▶ **Material for the task**
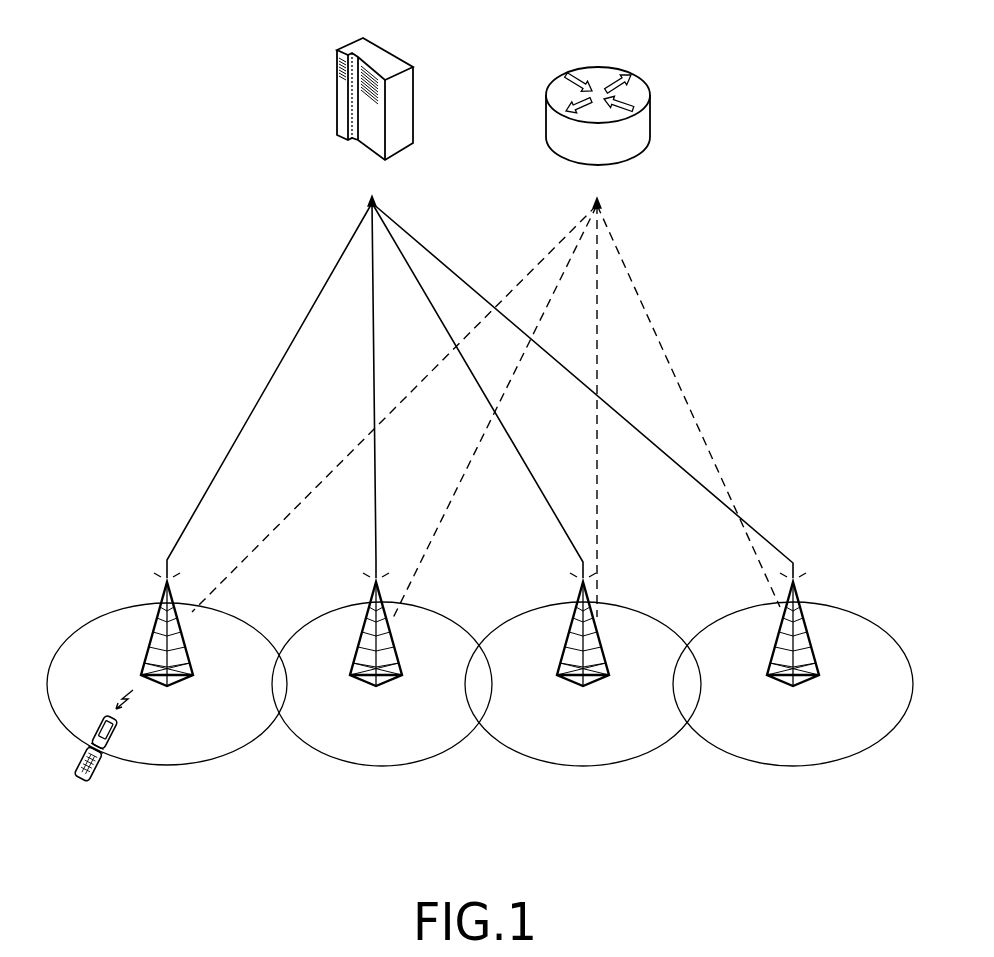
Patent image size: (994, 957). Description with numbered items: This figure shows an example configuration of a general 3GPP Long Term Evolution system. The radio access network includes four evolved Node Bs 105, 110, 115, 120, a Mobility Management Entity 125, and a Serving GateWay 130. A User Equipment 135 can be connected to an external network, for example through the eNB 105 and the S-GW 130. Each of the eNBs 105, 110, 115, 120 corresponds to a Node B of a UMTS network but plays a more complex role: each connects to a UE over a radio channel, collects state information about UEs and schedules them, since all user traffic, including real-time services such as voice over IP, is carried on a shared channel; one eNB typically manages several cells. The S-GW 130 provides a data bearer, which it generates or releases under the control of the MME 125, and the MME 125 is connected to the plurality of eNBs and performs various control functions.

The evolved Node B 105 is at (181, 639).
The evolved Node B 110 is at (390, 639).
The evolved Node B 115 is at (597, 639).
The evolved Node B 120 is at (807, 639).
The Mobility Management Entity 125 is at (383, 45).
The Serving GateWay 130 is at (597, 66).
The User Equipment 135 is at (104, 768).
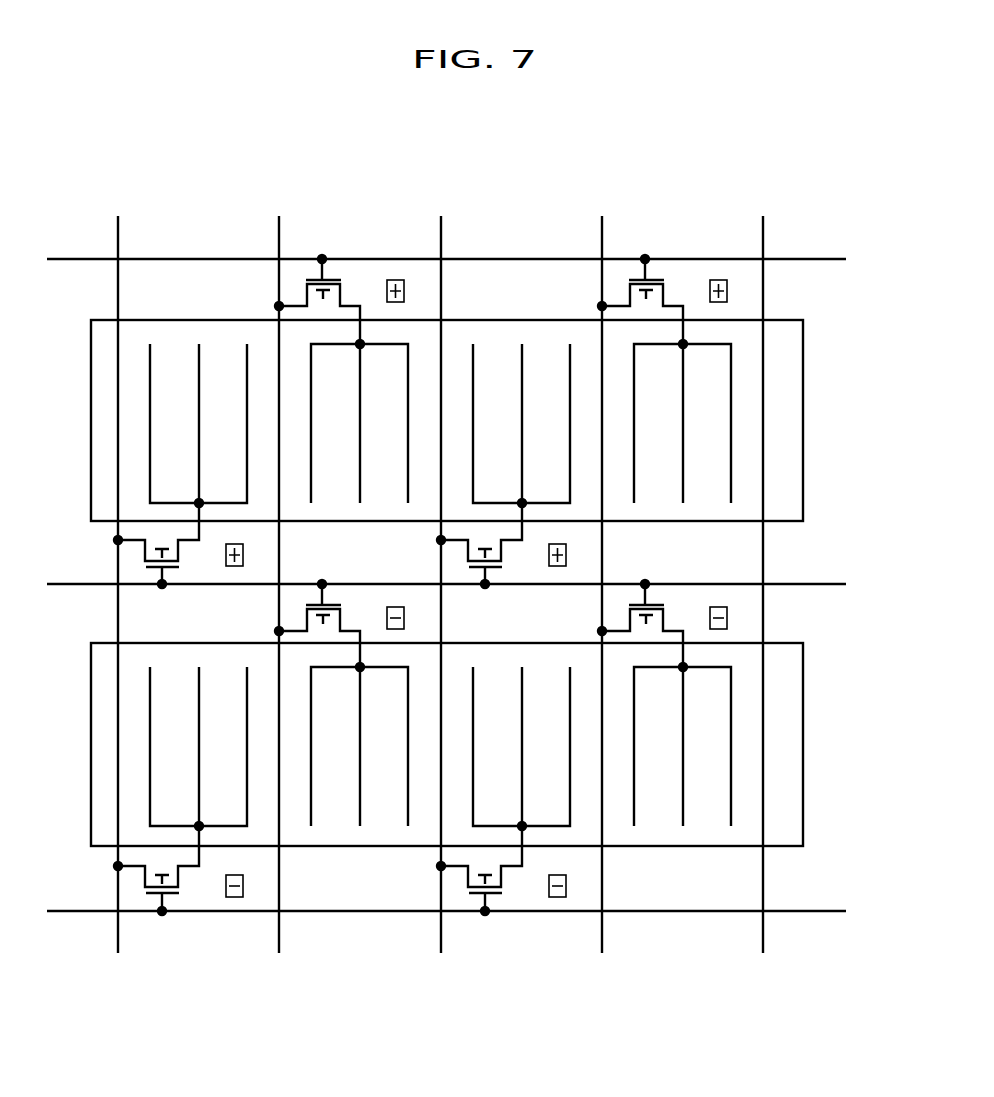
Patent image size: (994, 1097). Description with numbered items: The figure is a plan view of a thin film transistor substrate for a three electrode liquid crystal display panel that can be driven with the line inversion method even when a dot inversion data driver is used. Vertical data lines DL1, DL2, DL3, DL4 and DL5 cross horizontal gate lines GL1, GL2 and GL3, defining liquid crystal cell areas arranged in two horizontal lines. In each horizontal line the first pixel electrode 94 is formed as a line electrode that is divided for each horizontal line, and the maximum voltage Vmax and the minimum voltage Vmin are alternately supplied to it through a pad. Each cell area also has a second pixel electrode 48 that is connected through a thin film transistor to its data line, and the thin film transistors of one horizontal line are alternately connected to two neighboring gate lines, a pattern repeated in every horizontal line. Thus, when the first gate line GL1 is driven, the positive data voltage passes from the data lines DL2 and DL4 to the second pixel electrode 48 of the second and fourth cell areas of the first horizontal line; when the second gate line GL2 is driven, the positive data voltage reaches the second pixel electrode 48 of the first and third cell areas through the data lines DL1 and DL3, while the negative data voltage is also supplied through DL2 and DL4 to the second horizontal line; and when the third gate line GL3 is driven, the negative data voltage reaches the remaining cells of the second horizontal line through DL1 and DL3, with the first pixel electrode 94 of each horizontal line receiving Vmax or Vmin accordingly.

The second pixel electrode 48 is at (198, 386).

▶ **Task goal**
Write the records out again verbatim and omit the pictures they contain.

▶ **Exercise response**
Patent image size: (994, 957). Description with numbered items: This figure shows an example configuration of a general 3GPP Long Term Evolution system. The radio access network includes four evolved Node Bs 105, 110, 115, 120, a Mobility Management Entity 125, and a Serving GateWay 130. A User Equipment 135 can be connected to an external network, for example through the eNB 105 and the S-GW 130. Each of the eNBs 105, 110, 115, 120 corresponds to a Node B of a UMTS network but plays a more complex role: each connects to a UE over a radio channel, collects state information about UEs and schedules them, since all user traffic, including real-time services such as voice over IP, is carried on a shared channel; one eNB typically manages several cells. The S-GW 130 provides a data bearer, which it generates or releases under the control of the MME 125, and the MME 125 is connected to the plurality of eNBs and performs various control functions.

The evolved Node B 105 is at (181, 639).
The evolved Node B 110 is at (390, 639).
The evolved Node B 115 is at (597, 639).
The evolved Node B 120 is at (807, 639).
The Mobility Management Entity 125 is at (383, 45).
The Serving GateWay 130 is at (597, 66).
The User Equipment 135 is at (104, 768).
Patent image size: (994, 1097). Description with numbered items: The figure is a plan view of a thin film transistor substrate for a three electrode liquid crystal display panel that can be driven with the line inversion method even when a dot inversion data driver is used. Vertical data lines DL1, DL2, DL3, DL4 and DL5 cross horizontal gate lines GL1, GL2 and GL3, defining liquid crystal cell areas arranged in two horizontal lines. In each horizontal line the first pixel electrode 94 is formed as a line electrode that is divided for each horizontal line, and the maximum voltage Vmax and the minimum voltage Vmin are alternately supplied to it through a pad. Each cell area also has a second pixel electrode 48 that is connected through a thin film transistor to its data line, and the thin film transistors of one horizontal line are alternately connected to two neighboring gate lines, a pattern repeated in every horizontal line. Thus, when the first gate line GL1 is driven, the positive data voltage passes from the data lines DL2 and DL4 to the second pixel electrode 48 of the second and fourth cell areas of the first horizontal line; when the second gate line GL2 is driven, the positive data voltage reaches the second pixel electrode 48 of the first and third cell areas through the data lines DL1 and DL3, while the negative data voltage is also supplied through DL2 and DL4 to the second horizontal line; and when the third gate line GL3 is driven, the negative data voltage reaches the remaining cells of the second horizontal line through DL1 and DL3, with the first pixel electrode 94 of each horizontal line receiving Vmax or Vmin accordingly.

The second pixel electrode 48 is at (198, 386).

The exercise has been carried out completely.